Texto de referencia:
>>

Brasil enfrenta uno de los escenarios de judicialización más altos del mundo en el transporte aéreo, situación que genera presión sobre la sostenibilidad económica de las aerolíneas, eleva costos y afecta la previsibilidad regulatoria del sector, de acuerdo con los análisis presentados durante el 4º Seminario de Derecho Aeronáutico realizado en Sao Paulo.
Durante el encuentro se expusieron cifras que muestran la magnitud del fenómeno. Representantes de la Asociación de Transporte Aéreo Internacional (IATA) señalaron que en Brasil existe, en promedio, una demanda judicial por cada 227 pasajeros transportados, mientras que en Estados Unidos la proporción es de una acción legal por cada 1.2 millones de pasajeros.
Los debates se centraron en cómo la litigación excesiva impacta directamente a la aviación civil, desde el aumento de costos operativos y tarifas aéreas hasta efectos sobre la conectividad y la estabilidad regulatoria.

<<

Datos para analizar:
>>

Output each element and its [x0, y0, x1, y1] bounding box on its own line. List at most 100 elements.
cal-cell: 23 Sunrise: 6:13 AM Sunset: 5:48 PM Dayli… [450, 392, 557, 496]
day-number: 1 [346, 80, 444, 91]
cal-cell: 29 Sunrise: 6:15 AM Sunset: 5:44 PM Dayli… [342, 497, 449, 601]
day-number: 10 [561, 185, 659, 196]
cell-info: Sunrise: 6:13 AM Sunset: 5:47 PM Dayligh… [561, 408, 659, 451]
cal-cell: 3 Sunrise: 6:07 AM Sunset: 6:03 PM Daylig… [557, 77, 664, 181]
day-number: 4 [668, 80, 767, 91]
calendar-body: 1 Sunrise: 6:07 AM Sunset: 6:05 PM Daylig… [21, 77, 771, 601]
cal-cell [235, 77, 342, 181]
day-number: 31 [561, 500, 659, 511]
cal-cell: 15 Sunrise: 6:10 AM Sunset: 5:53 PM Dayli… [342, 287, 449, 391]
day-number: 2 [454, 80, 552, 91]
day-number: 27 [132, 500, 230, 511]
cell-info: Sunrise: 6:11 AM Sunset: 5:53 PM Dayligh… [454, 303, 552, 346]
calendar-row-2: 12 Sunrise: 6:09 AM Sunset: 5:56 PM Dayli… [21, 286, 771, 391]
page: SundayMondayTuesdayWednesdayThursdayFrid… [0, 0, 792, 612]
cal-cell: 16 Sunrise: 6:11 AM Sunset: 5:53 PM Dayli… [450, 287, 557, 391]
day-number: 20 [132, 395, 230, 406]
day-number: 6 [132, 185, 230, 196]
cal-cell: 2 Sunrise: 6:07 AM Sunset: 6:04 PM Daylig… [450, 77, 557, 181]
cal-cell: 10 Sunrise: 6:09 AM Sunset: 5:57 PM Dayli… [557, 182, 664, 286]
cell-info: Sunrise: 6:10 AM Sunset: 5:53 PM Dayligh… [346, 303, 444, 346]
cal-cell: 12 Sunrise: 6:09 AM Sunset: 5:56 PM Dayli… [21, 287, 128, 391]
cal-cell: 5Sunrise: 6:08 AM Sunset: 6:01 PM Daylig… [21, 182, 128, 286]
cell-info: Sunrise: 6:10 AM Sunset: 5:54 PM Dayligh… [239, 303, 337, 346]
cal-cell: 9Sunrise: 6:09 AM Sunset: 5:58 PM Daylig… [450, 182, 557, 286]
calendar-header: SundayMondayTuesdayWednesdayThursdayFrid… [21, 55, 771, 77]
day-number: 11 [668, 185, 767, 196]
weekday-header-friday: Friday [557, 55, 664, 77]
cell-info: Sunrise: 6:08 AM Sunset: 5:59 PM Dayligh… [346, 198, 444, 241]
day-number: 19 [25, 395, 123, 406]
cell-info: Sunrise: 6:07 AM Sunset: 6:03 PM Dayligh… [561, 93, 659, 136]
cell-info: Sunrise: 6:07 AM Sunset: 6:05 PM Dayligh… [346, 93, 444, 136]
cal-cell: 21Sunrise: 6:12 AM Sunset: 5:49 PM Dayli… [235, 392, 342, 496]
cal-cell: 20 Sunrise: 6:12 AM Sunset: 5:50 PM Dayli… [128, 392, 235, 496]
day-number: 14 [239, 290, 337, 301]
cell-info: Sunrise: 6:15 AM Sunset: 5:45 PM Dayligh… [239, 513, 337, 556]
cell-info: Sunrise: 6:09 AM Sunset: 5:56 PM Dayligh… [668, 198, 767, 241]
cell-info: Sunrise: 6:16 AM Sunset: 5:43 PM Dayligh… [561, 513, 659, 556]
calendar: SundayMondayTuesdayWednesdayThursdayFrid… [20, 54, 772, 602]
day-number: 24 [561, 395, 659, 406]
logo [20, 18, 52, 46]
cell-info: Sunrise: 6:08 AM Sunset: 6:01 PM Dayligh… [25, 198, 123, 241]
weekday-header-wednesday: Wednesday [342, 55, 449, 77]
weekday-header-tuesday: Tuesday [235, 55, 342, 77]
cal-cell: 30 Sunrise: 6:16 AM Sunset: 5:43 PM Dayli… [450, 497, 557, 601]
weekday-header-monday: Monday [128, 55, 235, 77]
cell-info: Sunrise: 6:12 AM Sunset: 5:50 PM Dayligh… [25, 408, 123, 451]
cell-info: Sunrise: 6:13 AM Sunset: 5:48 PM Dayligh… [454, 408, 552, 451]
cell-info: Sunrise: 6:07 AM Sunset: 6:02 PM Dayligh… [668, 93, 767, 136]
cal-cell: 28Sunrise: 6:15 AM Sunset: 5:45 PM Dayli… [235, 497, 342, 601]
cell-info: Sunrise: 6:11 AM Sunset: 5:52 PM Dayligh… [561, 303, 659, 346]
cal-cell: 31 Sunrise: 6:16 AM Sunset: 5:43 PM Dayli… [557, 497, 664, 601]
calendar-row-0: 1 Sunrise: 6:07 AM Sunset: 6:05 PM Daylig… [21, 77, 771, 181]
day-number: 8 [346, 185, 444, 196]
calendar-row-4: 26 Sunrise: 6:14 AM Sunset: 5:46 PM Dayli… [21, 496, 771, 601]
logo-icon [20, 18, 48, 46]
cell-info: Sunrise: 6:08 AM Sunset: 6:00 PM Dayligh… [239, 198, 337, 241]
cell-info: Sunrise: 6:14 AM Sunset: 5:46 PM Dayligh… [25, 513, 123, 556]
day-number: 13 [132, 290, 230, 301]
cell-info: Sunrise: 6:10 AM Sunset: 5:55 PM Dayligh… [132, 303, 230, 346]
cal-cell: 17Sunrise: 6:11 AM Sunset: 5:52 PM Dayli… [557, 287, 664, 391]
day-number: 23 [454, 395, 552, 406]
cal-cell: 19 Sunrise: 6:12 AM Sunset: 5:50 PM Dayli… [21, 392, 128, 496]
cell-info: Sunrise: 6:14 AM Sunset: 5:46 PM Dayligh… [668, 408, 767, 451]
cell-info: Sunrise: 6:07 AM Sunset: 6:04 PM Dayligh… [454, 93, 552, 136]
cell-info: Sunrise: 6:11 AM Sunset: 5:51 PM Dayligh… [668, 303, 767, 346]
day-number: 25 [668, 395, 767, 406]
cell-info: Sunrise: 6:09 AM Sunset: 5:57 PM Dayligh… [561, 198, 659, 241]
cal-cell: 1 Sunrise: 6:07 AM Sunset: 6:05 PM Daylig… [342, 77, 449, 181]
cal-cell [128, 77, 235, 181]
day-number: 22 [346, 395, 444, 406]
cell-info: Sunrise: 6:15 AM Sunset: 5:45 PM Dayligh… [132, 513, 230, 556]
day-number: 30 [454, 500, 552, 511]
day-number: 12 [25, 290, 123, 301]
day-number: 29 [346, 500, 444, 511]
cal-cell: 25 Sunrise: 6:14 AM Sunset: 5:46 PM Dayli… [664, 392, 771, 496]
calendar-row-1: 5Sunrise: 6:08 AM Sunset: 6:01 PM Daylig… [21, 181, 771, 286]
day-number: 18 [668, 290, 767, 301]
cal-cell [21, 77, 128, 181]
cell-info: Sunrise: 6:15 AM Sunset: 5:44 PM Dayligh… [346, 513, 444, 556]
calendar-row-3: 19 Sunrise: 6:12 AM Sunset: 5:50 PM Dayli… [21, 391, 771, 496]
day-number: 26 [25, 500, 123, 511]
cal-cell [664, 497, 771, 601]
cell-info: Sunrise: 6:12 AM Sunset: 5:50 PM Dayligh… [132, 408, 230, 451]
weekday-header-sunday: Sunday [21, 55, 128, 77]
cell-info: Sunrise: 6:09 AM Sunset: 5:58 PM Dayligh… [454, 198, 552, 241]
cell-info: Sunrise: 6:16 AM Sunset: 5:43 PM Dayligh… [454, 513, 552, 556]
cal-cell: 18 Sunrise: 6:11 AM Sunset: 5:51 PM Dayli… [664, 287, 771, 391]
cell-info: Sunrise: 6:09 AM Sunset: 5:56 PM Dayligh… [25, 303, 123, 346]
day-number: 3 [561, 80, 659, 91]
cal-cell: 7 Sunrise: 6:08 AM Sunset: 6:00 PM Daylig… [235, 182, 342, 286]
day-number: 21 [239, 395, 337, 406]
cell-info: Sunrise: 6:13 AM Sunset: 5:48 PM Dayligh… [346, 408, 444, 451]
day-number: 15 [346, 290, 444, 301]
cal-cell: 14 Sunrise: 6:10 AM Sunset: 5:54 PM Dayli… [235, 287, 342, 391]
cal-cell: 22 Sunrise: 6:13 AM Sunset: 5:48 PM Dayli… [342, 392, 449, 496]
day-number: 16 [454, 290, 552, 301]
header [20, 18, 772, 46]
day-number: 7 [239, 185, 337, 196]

<<

Ejercicio:
En el texto sobre los juicios contra las aerolíneas en Brasil, el párrafo que empieza con "Brasil enfrenta uno de los escenarios" dice qué consecuencias trae esa situación. Anota todas.

Respuesta:
- Genera presión sobre la sostenibilidad económica de las aerolíneas.
- Eleva costos.
- Afecta la previsibilidad regulatoria del sector.